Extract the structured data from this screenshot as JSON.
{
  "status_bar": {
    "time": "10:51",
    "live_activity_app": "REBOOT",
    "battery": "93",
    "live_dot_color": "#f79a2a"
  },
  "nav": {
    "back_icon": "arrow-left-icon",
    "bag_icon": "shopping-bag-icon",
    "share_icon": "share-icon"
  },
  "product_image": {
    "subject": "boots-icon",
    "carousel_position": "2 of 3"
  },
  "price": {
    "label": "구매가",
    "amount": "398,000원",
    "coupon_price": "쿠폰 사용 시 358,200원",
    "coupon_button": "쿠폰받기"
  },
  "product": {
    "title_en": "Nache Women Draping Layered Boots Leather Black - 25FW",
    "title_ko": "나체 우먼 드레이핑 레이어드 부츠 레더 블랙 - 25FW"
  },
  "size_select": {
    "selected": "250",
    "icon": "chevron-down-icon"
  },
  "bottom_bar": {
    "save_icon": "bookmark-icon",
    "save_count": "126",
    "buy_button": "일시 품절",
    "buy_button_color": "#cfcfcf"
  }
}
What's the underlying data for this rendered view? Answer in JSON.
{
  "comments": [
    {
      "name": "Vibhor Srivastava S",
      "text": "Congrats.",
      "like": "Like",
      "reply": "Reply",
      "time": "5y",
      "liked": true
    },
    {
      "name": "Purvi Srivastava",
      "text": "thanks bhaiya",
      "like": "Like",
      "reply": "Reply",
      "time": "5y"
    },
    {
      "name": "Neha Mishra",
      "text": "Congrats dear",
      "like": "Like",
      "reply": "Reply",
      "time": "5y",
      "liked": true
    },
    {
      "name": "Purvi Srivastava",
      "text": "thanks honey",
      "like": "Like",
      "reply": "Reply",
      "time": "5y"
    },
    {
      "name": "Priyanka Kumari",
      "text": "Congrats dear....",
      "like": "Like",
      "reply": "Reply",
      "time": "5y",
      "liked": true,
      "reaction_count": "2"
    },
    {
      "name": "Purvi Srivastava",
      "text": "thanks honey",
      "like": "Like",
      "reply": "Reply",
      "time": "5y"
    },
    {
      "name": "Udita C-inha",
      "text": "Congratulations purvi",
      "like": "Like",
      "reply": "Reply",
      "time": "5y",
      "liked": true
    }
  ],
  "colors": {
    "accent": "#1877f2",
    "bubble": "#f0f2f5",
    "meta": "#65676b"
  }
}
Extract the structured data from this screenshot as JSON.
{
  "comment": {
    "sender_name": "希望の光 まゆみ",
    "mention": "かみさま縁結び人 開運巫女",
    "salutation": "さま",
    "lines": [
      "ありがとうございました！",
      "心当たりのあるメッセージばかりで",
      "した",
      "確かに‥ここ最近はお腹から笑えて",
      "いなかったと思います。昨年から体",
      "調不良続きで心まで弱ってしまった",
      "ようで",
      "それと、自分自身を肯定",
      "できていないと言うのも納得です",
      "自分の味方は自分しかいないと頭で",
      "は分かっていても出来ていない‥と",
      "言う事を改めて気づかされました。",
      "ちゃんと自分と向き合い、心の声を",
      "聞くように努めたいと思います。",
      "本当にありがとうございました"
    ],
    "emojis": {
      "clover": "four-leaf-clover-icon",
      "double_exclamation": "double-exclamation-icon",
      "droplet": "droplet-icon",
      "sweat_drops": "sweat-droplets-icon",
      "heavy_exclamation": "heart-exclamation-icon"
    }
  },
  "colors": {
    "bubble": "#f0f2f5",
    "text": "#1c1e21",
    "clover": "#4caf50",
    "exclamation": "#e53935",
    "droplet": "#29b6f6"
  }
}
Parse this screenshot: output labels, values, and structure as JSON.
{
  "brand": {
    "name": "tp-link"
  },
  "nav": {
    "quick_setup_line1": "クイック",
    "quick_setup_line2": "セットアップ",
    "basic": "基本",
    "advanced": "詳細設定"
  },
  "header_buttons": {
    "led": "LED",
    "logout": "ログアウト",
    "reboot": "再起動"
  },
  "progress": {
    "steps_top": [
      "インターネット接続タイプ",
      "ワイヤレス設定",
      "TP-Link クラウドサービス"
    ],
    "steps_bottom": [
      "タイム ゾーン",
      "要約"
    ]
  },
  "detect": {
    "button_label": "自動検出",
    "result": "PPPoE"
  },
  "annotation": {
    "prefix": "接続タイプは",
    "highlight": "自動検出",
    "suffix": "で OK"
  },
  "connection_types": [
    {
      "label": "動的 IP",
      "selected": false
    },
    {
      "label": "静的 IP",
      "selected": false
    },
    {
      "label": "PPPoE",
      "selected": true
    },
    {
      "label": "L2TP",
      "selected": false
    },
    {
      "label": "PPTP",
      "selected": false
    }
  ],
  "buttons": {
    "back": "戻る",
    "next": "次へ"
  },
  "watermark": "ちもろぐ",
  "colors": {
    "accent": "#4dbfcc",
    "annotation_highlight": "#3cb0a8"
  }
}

**Exercise goal:** Search the data above for the string "Congrats" and copy each line that has it.

**Complete answer:**
      "text": "Congrats.",
      "text": "Congrats dear",
      "text": "Congrats dear....",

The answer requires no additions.